── Dataset entries ──

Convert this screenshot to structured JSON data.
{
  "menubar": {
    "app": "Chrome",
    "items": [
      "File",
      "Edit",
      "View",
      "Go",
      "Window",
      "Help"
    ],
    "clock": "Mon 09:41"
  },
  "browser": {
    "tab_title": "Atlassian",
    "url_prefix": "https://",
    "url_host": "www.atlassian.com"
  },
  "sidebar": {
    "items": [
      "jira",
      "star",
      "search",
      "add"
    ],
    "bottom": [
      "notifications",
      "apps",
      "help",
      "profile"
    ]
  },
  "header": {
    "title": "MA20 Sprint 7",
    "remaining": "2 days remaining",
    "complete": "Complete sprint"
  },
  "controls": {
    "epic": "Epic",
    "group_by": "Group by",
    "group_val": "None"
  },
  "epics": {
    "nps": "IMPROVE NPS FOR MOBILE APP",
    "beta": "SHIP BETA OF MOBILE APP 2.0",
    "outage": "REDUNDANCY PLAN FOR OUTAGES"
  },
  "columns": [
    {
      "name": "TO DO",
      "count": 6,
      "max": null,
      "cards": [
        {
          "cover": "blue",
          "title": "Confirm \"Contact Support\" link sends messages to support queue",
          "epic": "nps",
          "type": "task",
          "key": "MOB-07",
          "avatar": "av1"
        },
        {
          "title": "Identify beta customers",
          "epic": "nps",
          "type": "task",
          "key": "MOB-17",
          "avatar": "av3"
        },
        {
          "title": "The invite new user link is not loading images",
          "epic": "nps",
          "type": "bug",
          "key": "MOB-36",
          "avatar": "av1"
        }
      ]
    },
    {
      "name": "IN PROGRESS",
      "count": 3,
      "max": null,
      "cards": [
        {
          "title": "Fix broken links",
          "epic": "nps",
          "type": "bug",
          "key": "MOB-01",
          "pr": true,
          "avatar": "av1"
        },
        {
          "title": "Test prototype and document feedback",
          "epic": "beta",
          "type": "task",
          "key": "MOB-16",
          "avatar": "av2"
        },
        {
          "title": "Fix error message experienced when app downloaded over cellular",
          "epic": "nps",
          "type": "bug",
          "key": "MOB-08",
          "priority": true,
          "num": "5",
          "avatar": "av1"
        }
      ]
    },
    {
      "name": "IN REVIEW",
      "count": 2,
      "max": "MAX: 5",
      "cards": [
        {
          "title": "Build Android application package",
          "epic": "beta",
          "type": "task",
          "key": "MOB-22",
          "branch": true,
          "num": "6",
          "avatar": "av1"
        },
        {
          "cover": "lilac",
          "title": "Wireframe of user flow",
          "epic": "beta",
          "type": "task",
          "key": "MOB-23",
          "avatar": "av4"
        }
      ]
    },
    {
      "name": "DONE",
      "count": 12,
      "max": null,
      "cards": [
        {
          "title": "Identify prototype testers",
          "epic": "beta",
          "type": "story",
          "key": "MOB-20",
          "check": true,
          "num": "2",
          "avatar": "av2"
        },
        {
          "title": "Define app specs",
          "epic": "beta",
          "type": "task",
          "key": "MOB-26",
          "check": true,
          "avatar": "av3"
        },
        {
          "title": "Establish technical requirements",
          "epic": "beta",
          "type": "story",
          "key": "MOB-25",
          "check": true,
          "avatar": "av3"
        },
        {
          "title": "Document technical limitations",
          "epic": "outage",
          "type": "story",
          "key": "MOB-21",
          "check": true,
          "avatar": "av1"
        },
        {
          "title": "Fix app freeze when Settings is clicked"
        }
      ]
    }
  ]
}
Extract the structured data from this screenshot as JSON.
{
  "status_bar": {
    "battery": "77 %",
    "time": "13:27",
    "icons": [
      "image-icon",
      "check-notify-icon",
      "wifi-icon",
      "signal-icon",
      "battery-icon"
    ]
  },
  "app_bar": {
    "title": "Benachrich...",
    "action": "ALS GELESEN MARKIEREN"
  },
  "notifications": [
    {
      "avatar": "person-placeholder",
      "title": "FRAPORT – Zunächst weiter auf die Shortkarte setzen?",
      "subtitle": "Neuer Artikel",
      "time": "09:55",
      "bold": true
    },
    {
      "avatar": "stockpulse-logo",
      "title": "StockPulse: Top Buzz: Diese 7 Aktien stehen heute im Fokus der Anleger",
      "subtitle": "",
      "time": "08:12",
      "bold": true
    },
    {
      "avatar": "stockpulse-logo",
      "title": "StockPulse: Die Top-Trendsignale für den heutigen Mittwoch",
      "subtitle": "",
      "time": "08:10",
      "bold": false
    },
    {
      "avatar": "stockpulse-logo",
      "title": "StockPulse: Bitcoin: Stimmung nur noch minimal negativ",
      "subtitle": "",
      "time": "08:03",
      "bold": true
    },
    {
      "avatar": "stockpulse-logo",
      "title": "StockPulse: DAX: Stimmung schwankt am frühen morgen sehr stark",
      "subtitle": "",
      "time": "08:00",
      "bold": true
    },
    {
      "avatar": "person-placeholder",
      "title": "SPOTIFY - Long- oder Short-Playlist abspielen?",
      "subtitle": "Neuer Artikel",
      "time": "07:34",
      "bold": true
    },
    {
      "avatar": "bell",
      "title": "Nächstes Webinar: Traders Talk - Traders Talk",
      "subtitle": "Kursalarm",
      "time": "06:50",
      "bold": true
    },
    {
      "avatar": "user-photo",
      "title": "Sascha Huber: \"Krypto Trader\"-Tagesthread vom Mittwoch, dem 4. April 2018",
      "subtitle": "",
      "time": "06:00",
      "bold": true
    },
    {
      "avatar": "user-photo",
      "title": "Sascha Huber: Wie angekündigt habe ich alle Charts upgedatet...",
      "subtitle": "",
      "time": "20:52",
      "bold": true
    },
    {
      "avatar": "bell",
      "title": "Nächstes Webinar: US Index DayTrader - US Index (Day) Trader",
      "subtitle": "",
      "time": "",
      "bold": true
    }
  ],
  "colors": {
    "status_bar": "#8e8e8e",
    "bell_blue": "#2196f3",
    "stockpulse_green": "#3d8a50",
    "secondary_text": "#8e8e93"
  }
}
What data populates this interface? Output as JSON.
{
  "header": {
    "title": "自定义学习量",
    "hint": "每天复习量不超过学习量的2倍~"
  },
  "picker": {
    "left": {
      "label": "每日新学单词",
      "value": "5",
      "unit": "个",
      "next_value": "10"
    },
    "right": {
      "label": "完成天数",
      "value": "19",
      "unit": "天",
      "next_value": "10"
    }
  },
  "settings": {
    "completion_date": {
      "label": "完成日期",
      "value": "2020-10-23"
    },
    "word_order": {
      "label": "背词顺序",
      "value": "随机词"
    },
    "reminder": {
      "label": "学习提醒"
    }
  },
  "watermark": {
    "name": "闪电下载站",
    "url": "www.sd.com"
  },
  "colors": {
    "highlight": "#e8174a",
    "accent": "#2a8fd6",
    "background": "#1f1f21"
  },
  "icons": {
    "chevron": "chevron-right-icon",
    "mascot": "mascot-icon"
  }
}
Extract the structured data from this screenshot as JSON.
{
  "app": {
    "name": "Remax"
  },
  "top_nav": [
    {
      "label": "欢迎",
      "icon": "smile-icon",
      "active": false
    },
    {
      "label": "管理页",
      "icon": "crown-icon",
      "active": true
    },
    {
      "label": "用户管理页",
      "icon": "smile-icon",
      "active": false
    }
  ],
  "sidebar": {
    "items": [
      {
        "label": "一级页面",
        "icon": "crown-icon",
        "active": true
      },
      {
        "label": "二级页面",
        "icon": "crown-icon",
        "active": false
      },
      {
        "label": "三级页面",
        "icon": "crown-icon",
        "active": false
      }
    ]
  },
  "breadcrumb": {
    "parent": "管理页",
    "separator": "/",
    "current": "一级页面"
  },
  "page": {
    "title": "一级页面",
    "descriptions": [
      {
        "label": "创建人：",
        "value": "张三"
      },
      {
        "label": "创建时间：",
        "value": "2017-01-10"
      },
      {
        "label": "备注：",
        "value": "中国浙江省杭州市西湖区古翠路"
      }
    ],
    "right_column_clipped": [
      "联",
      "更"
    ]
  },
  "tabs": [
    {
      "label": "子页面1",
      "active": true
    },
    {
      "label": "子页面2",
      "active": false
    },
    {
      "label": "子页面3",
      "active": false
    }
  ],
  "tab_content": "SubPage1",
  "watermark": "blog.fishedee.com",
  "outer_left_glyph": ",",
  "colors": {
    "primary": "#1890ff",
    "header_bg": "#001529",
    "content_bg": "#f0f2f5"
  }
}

───

What you should do – Show every line of the records above that contains the word "when".

Complete output –
          "title": "Fix error message experienced when app downloaded over cellular",
          "title": "Fix app freeze when Settings is clicked"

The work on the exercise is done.